— start MATERIAL FOR THIS EXERCISE —

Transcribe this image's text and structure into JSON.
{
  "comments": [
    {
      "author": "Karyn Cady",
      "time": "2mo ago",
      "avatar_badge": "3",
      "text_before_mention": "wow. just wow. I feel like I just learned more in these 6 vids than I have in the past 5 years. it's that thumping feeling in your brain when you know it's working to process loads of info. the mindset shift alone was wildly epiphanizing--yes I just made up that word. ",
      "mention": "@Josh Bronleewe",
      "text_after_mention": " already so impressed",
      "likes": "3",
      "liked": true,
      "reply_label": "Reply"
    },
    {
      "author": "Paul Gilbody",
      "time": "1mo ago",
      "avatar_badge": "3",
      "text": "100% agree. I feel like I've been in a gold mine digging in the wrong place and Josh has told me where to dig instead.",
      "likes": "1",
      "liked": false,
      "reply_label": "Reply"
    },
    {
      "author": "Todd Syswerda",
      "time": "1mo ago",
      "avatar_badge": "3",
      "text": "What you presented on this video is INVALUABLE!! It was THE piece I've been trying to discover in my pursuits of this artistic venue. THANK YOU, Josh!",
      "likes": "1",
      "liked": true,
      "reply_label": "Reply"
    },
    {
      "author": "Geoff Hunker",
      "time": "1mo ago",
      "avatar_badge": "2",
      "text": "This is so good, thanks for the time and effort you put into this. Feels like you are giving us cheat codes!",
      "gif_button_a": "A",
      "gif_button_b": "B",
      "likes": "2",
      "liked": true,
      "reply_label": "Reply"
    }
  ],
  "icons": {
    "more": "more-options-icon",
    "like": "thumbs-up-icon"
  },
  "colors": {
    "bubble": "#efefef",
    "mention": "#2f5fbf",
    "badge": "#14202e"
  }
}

— end MATERIAL FOR THIS EXERCISE —

● **WHAT YOU ARE ASKED TO DO**
Gather each line in the entries above where the string "into" is found.

● **EXERCISE OUTPUT**
Transcribe this image's text and structure into JSON.
      "text": "This is so good, thanks for the time and effort you put into this. Feels like you are giving us cheat codes!",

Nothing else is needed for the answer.